* **OBJECTIVE**
Please rewrite the items below as a numbered list, from the line with "candle-up bbox=[123, 209, 127, 230]" to the line with "time-axis[interactable]: 0-9-15 4:45", both ends included and blank lines omitted.

[Start RECORDS FOR THE EXERCISE]

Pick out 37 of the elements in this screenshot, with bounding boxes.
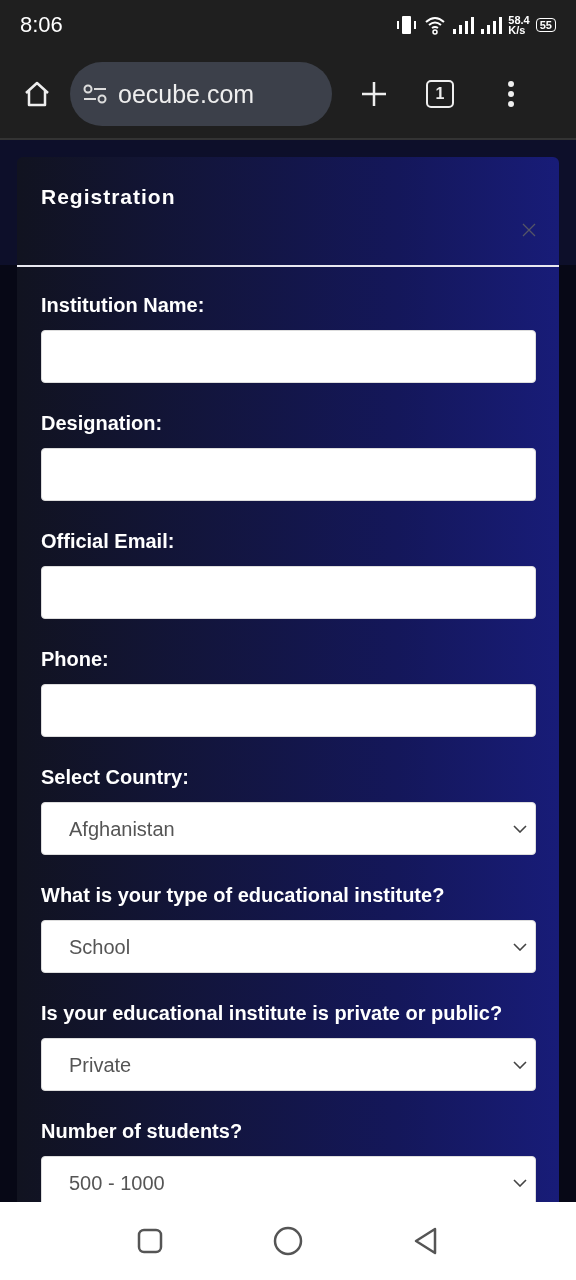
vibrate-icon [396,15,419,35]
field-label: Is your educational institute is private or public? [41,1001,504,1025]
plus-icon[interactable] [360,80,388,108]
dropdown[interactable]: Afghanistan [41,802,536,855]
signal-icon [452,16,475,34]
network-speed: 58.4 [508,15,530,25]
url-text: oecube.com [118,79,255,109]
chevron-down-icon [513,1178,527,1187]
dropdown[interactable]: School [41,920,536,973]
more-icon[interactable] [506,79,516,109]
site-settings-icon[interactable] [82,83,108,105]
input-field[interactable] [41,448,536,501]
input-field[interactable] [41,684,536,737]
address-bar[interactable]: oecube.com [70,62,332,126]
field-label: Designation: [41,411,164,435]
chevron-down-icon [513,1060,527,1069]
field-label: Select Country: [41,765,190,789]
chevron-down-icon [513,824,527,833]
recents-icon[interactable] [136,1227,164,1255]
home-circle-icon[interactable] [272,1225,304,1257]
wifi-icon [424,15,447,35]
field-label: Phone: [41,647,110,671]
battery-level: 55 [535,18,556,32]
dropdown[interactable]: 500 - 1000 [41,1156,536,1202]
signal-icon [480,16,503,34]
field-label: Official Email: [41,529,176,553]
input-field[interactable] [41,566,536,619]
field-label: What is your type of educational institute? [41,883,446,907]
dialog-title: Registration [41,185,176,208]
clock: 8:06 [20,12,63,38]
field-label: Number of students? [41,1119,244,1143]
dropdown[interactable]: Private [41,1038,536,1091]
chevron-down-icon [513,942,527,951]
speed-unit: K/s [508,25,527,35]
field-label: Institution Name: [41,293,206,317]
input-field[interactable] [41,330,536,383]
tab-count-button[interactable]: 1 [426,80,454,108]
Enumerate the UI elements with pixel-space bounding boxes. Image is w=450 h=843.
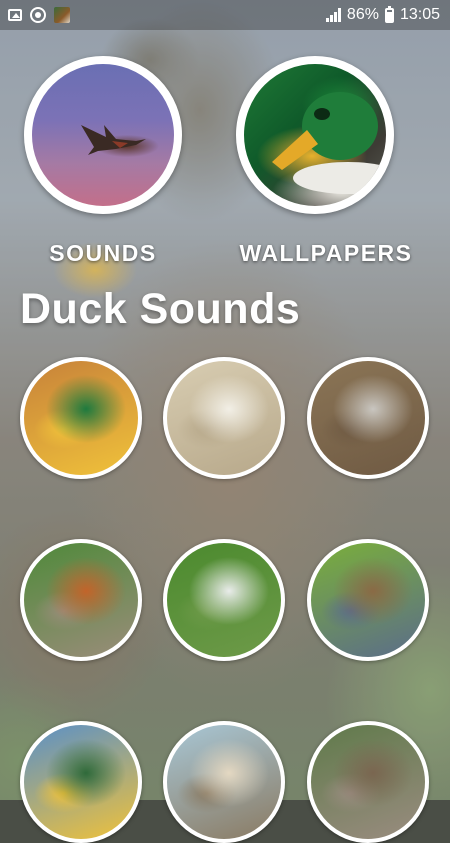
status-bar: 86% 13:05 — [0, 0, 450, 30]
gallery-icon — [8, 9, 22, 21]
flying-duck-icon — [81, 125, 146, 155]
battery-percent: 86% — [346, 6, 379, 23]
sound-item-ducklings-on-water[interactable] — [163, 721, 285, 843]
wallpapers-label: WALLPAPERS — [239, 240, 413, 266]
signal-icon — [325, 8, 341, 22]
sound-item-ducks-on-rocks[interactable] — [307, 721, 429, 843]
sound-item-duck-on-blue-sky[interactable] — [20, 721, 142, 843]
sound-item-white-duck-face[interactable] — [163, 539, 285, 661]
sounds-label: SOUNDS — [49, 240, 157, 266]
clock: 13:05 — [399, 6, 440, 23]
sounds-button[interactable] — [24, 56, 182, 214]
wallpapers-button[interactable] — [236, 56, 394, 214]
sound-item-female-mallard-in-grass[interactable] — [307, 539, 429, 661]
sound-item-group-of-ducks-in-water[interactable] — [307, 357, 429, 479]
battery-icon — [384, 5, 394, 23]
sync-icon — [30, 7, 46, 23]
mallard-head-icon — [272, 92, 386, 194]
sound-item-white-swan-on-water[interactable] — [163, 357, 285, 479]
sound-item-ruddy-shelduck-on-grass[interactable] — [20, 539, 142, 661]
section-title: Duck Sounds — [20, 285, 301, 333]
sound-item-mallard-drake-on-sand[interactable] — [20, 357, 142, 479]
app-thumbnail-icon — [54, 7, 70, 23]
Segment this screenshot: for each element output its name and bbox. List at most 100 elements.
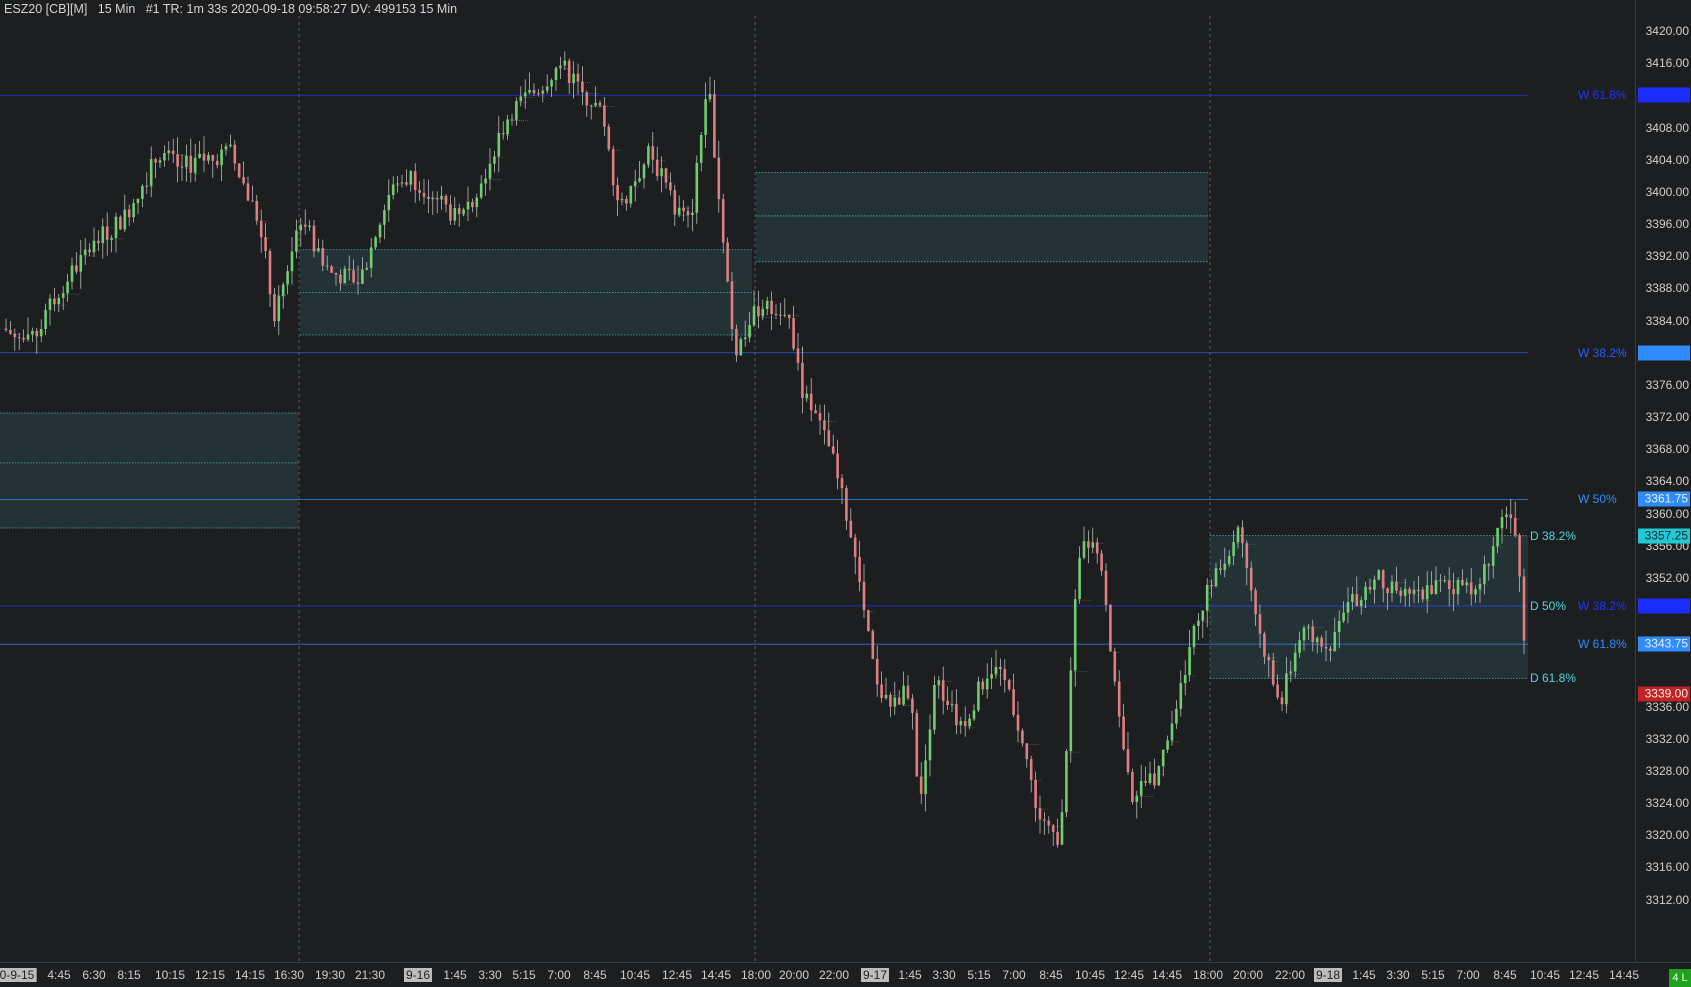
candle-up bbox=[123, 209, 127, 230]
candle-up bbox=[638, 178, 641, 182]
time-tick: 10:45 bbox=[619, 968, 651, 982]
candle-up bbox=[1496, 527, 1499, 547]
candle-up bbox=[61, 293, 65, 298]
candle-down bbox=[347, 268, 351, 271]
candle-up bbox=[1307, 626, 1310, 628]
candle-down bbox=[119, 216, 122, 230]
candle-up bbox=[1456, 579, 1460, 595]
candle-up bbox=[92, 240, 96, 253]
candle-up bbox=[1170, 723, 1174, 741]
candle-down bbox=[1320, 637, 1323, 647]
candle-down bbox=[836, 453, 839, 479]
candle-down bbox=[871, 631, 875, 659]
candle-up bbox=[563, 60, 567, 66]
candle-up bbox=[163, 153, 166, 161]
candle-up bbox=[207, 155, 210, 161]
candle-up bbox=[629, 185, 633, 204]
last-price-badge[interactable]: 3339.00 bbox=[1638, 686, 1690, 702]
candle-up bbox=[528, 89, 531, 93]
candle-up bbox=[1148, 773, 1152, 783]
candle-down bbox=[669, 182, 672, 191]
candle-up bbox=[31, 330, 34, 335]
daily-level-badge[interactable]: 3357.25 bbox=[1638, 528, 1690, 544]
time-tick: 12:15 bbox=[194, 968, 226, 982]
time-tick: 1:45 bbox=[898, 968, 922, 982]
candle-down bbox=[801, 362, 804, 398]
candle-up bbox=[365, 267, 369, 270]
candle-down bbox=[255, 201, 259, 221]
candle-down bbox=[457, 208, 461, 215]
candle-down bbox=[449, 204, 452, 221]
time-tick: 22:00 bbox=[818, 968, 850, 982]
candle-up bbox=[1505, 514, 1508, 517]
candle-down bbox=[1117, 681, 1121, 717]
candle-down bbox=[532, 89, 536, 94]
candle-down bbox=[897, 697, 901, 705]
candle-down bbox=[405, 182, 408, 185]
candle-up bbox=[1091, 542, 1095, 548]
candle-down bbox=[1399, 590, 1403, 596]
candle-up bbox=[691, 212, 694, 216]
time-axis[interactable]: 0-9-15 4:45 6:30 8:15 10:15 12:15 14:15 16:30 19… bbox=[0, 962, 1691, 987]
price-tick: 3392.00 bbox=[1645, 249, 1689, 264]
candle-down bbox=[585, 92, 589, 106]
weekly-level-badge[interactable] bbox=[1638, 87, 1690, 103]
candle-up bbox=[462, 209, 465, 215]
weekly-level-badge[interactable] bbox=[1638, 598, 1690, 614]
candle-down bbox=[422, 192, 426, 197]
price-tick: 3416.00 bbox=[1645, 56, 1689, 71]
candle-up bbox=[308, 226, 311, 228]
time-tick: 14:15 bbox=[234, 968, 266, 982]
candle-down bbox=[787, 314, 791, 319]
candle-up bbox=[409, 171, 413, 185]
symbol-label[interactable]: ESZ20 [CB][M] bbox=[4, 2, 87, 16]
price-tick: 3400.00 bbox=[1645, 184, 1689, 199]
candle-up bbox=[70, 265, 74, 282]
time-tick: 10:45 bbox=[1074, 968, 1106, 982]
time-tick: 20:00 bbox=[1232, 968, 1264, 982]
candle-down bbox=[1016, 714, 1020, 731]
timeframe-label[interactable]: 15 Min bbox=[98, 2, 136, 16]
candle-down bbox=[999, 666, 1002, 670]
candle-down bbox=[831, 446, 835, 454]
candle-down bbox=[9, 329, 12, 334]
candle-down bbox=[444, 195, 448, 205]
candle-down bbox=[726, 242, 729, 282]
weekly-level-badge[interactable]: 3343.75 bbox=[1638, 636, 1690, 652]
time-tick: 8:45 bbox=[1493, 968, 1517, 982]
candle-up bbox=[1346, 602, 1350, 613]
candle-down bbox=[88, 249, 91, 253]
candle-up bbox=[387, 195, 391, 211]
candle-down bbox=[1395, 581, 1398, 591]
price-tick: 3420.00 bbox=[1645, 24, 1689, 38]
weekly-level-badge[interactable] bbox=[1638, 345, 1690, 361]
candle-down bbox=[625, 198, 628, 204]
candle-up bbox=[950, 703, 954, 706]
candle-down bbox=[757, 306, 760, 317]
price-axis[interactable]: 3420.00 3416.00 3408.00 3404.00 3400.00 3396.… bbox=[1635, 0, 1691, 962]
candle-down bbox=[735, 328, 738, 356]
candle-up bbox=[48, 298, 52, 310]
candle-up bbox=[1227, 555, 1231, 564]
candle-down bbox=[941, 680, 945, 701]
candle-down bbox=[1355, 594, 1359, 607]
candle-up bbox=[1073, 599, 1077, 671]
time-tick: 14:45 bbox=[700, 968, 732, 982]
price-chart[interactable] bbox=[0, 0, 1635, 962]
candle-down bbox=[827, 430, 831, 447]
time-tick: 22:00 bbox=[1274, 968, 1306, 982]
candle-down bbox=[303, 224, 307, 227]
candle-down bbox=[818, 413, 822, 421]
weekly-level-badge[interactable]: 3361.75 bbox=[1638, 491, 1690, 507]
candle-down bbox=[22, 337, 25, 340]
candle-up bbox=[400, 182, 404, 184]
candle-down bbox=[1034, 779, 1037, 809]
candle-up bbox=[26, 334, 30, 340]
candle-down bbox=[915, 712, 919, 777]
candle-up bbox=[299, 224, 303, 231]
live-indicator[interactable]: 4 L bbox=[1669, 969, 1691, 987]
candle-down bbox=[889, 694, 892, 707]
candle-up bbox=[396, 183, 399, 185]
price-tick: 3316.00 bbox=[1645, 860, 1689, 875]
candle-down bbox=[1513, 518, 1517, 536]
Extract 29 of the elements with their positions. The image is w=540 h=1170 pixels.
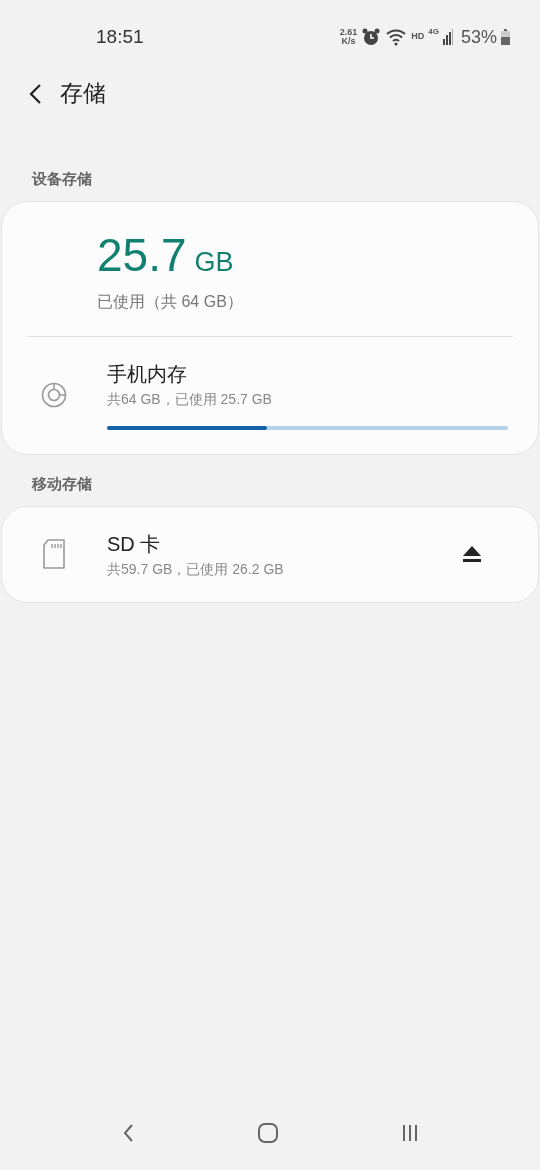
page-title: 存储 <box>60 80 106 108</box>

[End RECORDS FOR THE EXERCISE]

* **RESULT OF THIS TASK**
1. candle-up bbox=[123, 209, 127, 230]
2. candle-up bbox=[638, 178, 641, 182]
3. time-tick: 10:45 bbox=[619, 968, 651, 982]
4. candle-up bbox=[1496, 527, 1499, 547]
5. candle-up bbox=[61, 293, 65, 298]
6. candle-down bbox=[347, 268, 351, 271]
7. candle-up bbox=[1307, 626, 1310, 628]
8. candle-down bbox=[119, 216, 122, 230]
9. candle-up bbox=[1456, 579, 1460, 595]
10. candle-up bbox=[92, 240, 96, 253]
11. candle-up bbox=[1170, 723, 1174, 741]
12. candle-down bbox=[1320, 637, 1323, 647]
13. candle-down bbox=[836, 453, 839, 479]
14. candle-down bbox=[871, 631, 875, 659]
15. candle-up bbox=[563, 60, 567, 66]
16. candle-up bbox=[163, 153, 166, 161]
17. candle-up bbox=[207, 155, 210, 161]
18. candle-up bbox=[629, 185, 633, 204]
19. last-price-badge[interactable]: 3339.00 bbox=[1638, 686, 1690, 702]
20. candle-up bbox=[528, 89, 531, 93]
21. candle-up bbox=[1148, 773, 1152, 783]
22. candle-down bbox=[669, 182, 672, 191]
23. candle-up bbox=[31, 330, 34, 335]
24. daily-level-badge[interactable]: 3357.25 bbox=[1638, 528, 1690, 544]
25. time-tick: 12:15 bbox=[194, 968, 226, 982]
26. time-tick: 1:45 bbox=[898, 968, 922, 982]
27. candle-down bbox=[801, 362, 804, 398]
28. candle-up bbox=[365, 267, 369, 270]
29. candle-down bbox=[255, 201, 259, 221]
30. candle-down bbox=[457, 208, 461, 215]
31. candle-down bbox=[449, 204, 452, 221]
32. time-tick: 22:00 bbox=[818, 968, 850, 982]
33. candle-up bbox=[1505, 514, 1508, 517]
34. candle-down bbox=[1117, 681, 1121, 717]
35. candle-down bbox=[532, 89, 536, 94]
36. candle-down bbox=[897, 697, 901, 705]
37. candle-down bbox=[405, 182, 408, 185]
38. candle-up bbox=[1091, 542, 1095, 548]
39. candle-down bbox=[1399, 590, 1403, 596]
40. candle-up bbox=[691, 212, 694, 216]
41. time-axis[interactable]: 0-9-15 4:45 6:30 8:15 10:15 12:15 14:15 16:30 19… bbox=[0, 962, 1691, 987]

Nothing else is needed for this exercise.